* DIRECTION
Find the string "placement" in the data, then copy every line where it is found.

* MATERIAL PROVIDED
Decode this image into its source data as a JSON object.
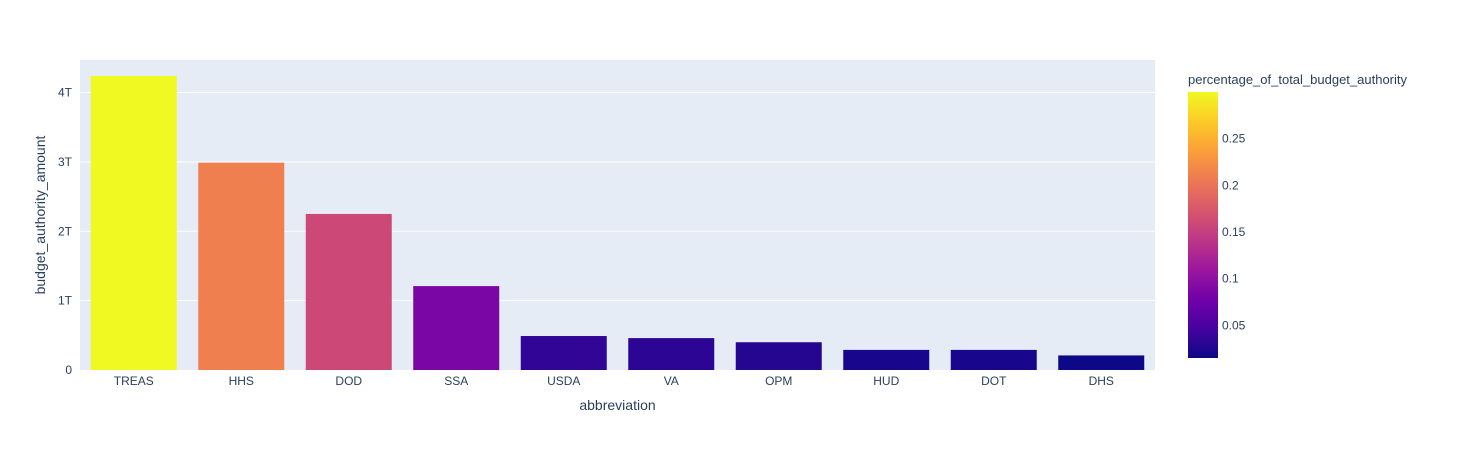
{
  "chart_data": {
    "type": "bar",
    "categories": [
      "TREAS",
      "HHS",
      "DOD",
      "SSA",
      "USDA",
      "VA",
      "OPM",
      "HUD",
      "DOT",
      "DHS"
    ],
    "values": [
      4.24,
      2.99,
      2.25,
      1.21,
      0.49,
      0.46,
      0.4,
      0.29,
      0.29,
      0.21
    ],
    "color_values": [
      0.3,
      0.21,
      0.159,
      0.085,
      0.035,
      0.033,
      0.028,
      0.021,
      0.021,
      0.015
    ],
    "title": "",
    "xlabel": "abbreviation",
    "ylabel": "budget_authority_amount",
    "ylim": [
      0,
      4.47
    ],
    "y_ticks": [
      0,
      1,
      2,
      3,
      4
    ],
    "y_tick_labels": [
      "0",
      "1T",
      "2T",
      "3T",
      "4T"
    ],
    "grid": true,
    "colorbar": {
      "title": "percentage_of_total_budget_authority",
      "range": [
        0.015,
        0.3
      ],
      "ticks": [
        0.05,
        0.1,
        0.15,
        0.2,
        0.25
      ],
      "tick_labels": [
        "0.05",
        "0.1",
        "0.15",
        "0.2",
        "0.25"
      ],
      "colorscale": [
        "#0d0887",
        "#46039f",
        "#7201a8",
        "#9c179e",
        "#bd3786",
        "#d8576b",
        "#ed7953",
        "#fb9f3a",
        "#fdca26",
        "#f0f921"
      ]
    },
    "plot_background": "#e5ecf6"
  }
}
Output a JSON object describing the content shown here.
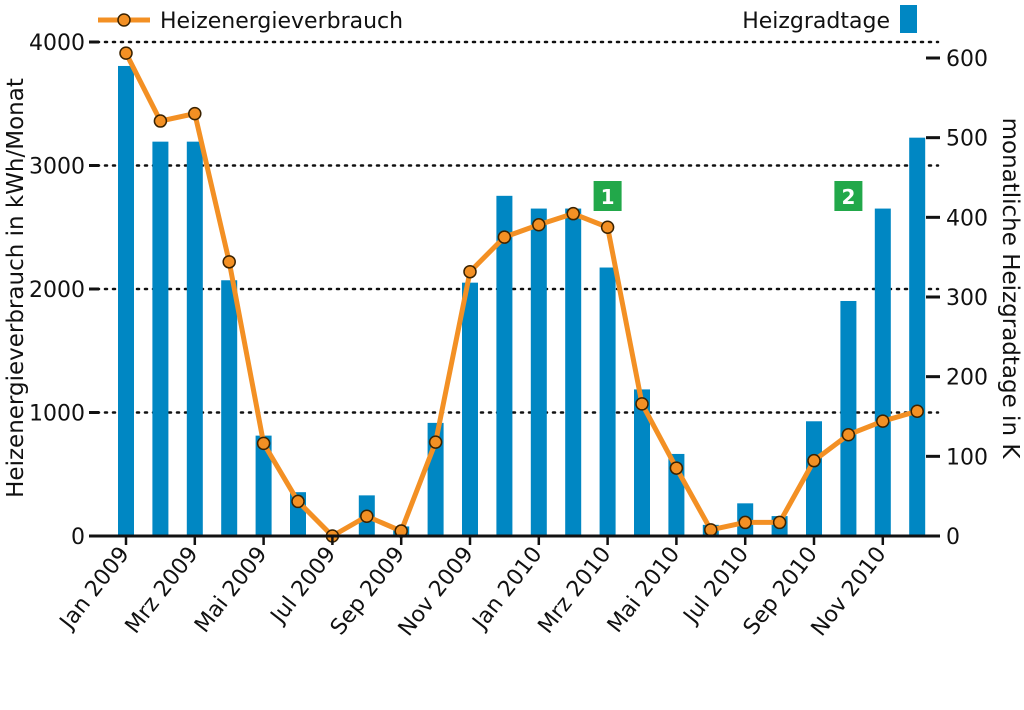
{
  "chart_data": {
    "type": "bar+line",
    "categories": [
      "Jan 2009",
      "Feb 2009",
      "Mrz 2009",
      "Apr 2009",
      "Mai 2009",
      "Jun 2009",
      "Jul 2009",
      "Aug 2009",
      "Sep 2009",
      "Okt 2009",
      "Nov 2009",
      "Dez 2009",
      "Jan 2010",
      "Feb 2010",
      "Mrz 2010",
      "Apr 2010",
      "Mai 2010",
      "Jun 2010",
      "Jul 2010",
      "Aug 2010",
      "Sep 2010",
      "Okt 2010",
      "Nov 2010",
      "Dez 2010"
    ],
    "x_tick_labels": [
      "Jan 2009",
      "Mrz 2009",
      "Mai 2009",
      "Jul 2009",
      "Sep 2009",
      "Nov 2009",
      "Jan 2010",
      "Mrz 2010",
      "Mai 2010",
      "Jul 2010",
      "Sep 2010",
      "Nov 2010"
    ],
    "series": [
      {
        "name": "Heizgradtage",
        "type": "bar",
        "axis": "right",
        "color": "#0087c3",
        "values": [
          590,
          495,
          495,
          321,
          126,
          55,
          0,
          51,
          12,
          142,
          318,
          427,
          411,
          411,
          337,
          184,
          103,
          14,
          41,
          25,
          144,
          295,
          411,
          500
        ]
      },
      {
        "name": "Heizenergieverbrauch",
        "type": "line",
        "axis": "left",
        "color": "#f39024",
        "values": [
          3910,
          3360,
          3420,
          2220,
          750,
          280,
          0,
          160,
          40,
          760,
          2140,
          2420,
          2520,
          2610,
          2500,
          1070,
          550,
          50,
          110,
          110,
          610,
          820,
          930,
          1010
        ]
      }
    ],
    "y_left": {
      "label": "Heizenergieverbrauch in kWh/Monat",
      "min": 0,
      "max": 4000,
      "ticks": [
        0,
        1000,
        2000,
        3000,
        4000
      ]
    },
    "y_right": {
      "label": "monatliche Heizgradtage in K",
      "min": 0,
      "max": 600,
      "ticks": [
        0,
        100,
        200,
        300,
        400,
        500,
        600
      ]
    },
    "grid": "horizontal-dotted",
    "legend": [
      {
        "name": "Heizenergieverbrauch",
        "placement": "top-left"
      },
      {
        "name": "Heizgradtage",
        "placement": "top-right"
      }
    ],
    "annotations": [
      {
        "text": "1",
        "category": "Mrz 2010",
        "color": "#22a84a"
      },
      {
        "text": "2",
        "category": "Okt 2010",
        "color": "#22a84a"
      }
    ]
  }
}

* ANSWER TO THIS TASK
        "placement": "top-left"
        "placement": "top-right"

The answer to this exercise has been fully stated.